------ Exercise data ------

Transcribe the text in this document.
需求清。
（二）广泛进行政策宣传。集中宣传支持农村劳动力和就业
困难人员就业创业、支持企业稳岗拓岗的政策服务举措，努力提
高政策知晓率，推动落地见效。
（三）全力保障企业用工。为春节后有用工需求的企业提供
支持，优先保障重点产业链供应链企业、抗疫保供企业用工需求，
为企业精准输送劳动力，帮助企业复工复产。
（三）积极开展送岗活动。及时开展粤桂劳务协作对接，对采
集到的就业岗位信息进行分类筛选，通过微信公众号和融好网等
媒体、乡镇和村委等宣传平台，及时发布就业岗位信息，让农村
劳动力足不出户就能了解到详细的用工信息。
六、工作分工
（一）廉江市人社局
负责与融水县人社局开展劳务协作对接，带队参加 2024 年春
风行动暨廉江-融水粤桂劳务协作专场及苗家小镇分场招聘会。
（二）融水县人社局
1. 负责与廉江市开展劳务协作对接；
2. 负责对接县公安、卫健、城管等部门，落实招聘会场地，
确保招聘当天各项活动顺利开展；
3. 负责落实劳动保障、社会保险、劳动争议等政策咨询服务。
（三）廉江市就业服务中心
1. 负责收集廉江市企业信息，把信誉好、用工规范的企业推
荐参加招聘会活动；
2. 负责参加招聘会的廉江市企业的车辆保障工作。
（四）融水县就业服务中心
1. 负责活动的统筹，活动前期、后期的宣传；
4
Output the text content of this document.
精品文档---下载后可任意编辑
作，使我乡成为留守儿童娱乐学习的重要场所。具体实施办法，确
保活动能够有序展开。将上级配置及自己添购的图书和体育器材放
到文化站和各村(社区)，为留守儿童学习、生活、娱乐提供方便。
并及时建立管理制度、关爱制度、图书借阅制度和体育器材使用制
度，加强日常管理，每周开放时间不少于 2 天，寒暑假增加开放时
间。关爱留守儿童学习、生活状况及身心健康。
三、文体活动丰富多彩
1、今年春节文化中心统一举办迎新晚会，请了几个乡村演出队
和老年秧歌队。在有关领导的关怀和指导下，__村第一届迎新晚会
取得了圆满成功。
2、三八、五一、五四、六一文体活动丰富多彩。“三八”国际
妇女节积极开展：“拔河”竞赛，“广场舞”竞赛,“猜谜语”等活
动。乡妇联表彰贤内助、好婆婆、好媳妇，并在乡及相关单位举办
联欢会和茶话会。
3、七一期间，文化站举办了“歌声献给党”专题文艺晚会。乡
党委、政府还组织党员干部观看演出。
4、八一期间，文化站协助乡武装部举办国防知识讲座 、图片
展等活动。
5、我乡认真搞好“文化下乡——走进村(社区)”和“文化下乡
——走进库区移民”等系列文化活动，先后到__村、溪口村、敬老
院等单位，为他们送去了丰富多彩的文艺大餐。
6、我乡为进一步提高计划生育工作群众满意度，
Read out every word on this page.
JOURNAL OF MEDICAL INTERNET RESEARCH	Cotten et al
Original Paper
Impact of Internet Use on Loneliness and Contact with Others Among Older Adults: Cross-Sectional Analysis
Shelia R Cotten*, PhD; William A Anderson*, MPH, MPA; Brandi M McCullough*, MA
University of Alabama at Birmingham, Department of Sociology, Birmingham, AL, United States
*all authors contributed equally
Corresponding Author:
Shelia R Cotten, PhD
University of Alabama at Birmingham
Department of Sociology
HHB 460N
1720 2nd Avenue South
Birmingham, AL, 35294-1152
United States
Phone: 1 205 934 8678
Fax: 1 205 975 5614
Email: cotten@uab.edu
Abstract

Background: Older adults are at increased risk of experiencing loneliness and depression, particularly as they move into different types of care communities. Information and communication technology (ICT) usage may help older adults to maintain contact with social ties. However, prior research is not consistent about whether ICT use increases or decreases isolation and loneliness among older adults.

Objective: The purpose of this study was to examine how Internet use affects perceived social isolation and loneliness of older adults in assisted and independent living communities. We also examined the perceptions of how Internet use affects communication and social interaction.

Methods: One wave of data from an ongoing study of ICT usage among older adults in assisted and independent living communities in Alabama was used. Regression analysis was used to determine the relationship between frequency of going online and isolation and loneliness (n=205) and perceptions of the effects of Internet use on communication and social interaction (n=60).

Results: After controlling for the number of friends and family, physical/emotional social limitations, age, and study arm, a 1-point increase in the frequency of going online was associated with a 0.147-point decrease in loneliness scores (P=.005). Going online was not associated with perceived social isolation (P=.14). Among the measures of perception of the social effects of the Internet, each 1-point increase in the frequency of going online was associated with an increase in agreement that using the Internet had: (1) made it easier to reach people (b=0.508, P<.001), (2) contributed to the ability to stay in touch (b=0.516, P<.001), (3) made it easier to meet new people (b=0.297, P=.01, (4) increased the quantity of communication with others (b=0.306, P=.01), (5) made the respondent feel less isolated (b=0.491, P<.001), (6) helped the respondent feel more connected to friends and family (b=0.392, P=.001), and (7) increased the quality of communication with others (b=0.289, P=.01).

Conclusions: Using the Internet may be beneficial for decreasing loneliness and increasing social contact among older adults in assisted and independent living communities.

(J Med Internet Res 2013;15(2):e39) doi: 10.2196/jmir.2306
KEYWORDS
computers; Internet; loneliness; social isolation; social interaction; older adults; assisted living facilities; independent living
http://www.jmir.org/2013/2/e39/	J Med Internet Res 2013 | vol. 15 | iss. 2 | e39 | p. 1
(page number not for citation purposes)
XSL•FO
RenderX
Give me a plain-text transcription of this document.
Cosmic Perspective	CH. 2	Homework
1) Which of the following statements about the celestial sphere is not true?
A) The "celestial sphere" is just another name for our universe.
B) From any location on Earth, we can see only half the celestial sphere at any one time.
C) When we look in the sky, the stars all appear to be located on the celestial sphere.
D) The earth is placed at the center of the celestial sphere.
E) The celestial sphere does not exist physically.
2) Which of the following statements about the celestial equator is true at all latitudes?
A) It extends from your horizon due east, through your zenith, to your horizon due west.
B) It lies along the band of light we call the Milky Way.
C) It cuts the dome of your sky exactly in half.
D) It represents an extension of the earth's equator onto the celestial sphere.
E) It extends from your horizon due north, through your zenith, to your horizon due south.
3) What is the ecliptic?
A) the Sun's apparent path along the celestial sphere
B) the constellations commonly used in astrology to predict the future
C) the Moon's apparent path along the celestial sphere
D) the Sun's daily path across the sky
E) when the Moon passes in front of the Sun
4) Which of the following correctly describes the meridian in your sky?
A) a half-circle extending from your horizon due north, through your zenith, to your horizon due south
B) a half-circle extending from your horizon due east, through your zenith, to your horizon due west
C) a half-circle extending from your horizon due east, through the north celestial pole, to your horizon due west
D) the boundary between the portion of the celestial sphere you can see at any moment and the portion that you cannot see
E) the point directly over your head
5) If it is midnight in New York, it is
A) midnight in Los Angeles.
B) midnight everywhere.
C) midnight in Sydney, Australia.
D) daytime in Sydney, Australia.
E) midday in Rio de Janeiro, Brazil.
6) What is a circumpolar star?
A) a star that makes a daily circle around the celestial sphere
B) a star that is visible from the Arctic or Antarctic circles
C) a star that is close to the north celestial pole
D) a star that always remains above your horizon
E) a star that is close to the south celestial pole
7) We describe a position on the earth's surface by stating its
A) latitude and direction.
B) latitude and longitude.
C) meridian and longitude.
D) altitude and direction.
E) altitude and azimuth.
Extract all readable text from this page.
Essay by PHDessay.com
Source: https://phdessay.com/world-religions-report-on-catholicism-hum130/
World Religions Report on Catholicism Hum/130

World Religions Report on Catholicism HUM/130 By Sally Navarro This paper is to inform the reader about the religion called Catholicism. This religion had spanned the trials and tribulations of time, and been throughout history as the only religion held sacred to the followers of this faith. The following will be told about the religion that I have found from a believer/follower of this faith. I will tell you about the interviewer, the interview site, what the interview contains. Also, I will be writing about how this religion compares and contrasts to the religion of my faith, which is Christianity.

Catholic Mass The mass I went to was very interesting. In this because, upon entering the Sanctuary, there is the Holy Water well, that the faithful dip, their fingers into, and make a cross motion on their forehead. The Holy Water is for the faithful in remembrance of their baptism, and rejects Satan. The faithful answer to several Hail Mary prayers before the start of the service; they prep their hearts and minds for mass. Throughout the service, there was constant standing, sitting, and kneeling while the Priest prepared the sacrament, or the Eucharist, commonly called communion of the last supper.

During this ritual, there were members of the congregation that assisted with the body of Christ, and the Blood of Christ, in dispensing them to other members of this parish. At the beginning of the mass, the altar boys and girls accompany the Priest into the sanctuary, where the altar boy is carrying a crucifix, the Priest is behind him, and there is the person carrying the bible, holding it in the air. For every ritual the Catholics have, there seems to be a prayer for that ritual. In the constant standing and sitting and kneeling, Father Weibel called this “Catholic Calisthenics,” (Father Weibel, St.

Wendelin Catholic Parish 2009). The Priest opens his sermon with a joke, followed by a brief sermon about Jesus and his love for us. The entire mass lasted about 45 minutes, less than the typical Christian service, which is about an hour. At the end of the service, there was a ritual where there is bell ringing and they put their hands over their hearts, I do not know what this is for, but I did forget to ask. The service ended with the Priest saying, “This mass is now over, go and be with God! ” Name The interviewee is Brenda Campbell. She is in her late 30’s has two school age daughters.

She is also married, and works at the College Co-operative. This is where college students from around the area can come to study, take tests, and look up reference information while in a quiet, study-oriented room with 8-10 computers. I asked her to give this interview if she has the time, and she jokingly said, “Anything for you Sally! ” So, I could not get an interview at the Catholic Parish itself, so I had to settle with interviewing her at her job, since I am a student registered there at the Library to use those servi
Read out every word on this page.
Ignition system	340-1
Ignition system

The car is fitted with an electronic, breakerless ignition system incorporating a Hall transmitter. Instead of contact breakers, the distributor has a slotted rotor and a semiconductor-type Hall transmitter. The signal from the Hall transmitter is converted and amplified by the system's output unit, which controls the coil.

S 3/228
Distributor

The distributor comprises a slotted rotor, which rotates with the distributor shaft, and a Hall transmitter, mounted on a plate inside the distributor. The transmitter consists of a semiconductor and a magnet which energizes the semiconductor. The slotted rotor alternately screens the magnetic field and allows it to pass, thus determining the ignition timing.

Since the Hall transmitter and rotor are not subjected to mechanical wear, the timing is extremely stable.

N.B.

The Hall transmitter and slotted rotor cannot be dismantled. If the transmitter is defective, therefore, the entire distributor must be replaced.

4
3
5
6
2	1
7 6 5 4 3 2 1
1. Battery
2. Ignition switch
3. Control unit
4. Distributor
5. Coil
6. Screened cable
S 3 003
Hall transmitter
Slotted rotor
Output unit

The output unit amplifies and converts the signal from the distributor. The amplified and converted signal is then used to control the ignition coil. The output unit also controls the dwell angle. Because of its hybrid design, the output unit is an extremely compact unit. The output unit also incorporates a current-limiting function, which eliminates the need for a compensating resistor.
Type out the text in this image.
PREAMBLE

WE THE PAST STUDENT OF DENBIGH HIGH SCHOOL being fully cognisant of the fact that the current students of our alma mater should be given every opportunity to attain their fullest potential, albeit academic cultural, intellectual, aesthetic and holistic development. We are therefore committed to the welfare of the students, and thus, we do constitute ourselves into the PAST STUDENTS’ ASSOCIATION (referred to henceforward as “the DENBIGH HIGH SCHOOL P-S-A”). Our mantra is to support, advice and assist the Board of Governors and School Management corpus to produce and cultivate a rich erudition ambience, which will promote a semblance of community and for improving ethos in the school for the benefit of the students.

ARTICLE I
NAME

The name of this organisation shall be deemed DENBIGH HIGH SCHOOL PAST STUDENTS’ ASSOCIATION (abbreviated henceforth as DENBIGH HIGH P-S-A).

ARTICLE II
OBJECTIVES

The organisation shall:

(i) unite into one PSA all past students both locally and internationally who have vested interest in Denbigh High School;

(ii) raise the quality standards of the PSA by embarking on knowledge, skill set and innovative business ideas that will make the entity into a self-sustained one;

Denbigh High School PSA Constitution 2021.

------

From the listing above, pick out each line where the word "cannot" appears.

D) the boundary between the portion of the celestial sphere you can see at any moment and the portion that you cannot see
The Hall transmitter and slotted rotor cannot be dismantled. If the transmitter is defective, therefore, the entire distributor must be replaced.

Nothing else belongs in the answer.